**GOAL:**
Look over the lines below. Report each one that includes the string "Santa".

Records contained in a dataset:
+ + + + +
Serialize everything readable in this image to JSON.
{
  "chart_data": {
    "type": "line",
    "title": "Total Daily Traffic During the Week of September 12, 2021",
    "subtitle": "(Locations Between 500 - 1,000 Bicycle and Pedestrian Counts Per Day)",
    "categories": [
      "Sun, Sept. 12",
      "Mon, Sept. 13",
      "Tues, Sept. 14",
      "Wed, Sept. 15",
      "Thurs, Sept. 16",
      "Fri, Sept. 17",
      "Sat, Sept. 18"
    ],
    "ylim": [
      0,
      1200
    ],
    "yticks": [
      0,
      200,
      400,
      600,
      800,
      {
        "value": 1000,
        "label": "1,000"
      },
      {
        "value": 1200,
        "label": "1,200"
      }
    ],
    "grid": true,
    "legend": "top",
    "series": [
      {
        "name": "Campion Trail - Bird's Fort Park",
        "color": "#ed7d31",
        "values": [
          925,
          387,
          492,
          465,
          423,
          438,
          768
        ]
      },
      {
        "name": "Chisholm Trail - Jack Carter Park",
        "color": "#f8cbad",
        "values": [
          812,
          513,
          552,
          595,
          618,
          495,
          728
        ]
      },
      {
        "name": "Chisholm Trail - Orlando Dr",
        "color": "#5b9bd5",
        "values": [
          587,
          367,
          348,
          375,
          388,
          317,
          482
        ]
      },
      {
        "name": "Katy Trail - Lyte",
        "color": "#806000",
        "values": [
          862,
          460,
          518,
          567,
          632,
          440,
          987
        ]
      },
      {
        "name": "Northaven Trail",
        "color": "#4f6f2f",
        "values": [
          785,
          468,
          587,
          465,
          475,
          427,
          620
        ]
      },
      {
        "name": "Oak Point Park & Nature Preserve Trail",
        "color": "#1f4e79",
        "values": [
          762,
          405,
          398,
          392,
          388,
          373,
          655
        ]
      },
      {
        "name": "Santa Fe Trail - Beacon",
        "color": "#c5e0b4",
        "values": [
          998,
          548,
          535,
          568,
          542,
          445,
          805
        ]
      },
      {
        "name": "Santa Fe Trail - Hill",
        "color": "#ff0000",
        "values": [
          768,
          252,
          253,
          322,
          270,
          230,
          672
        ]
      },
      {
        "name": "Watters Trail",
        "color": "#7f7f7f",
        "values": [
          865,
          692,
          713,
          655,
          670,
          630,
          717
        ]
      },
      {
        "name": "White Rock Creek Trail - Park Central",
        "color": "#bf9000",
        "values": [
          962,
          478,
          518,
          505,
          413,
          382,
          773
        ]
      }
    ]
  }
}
+ + + + +
**SOLUTION FOR THIS PROBLEM:**
        "name": "Santa Fe Trail - Beacon",
        "name": "Santa Fe Trail - Hill",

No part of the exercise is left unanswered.